• GIVEN PROBLEM
Extract, from the records beneath this instruction, each line that contains the word "lülitub".

● ● ●

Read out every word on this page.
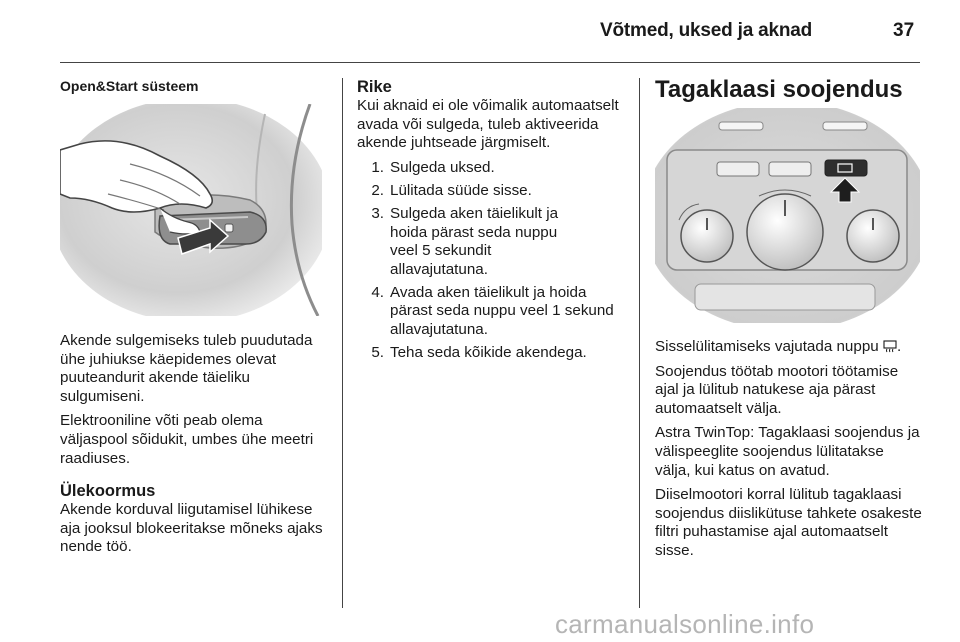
Võtmed, uksed ja aknad	37
Open&Start süsteem

Akende sulgemiseks tuleb puudutada ühe juhiukse käepidemes olevat puuteandurit akende täieliku sulgumiseni.

Elektrooniline võti peab olema väljaspool sõidukit, umbes ühe meetri raadiuses.

Ülekoormus

Akende korduval liigutamisel lühikese aja jooksul blokeeritakse mõneks ajaks nende töö.

Rike

Kui aknaid ei ole võimalik automaatselt avada või sulgeda, tuleb aktiveerida akende juhtseade järgmiselt.

1. Sulgeda uksed.
2. Lülitada süüde sisse.
3. Sulgeda aken täielikult ja hoida pärast seda nuppu veel 5 sekundit allavajutatuna.
4. Avada aken täielikult ja hoida pärast seda nuppu veel 1 sekund allavajutatuna.
5. Teha seda kõikide akendega.
Tagaklaasi soojendus

Sisselülitamiseks vajutada nuppu .

Soojendus töötab mootori töötamise ajal ja lülitub natukese aja pärast automaatselt välja.

Astra TwinTop: Tagaklaasi soojendus ja välispeeglite soojendus lülitatakse välja, kui katus on avatud.

Diiselmootori korral lülitub tagaklaasi soojendus diislikütuse tahkete osakeste filtri puhastamise ajal automaatselt sisse.

carmanualsonline.info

● ● ●

• RESPONSE FOR THIS EXERCISE
Soojendus töötab mootori töötamise ajal ja lülitub natukese aja pärast automaatselt välja.
Diiselmootori korral lülitub tagaklaasi soojendus diislikütuse tahkete osakeste filtri puhastamise ajal automaatselt sisse.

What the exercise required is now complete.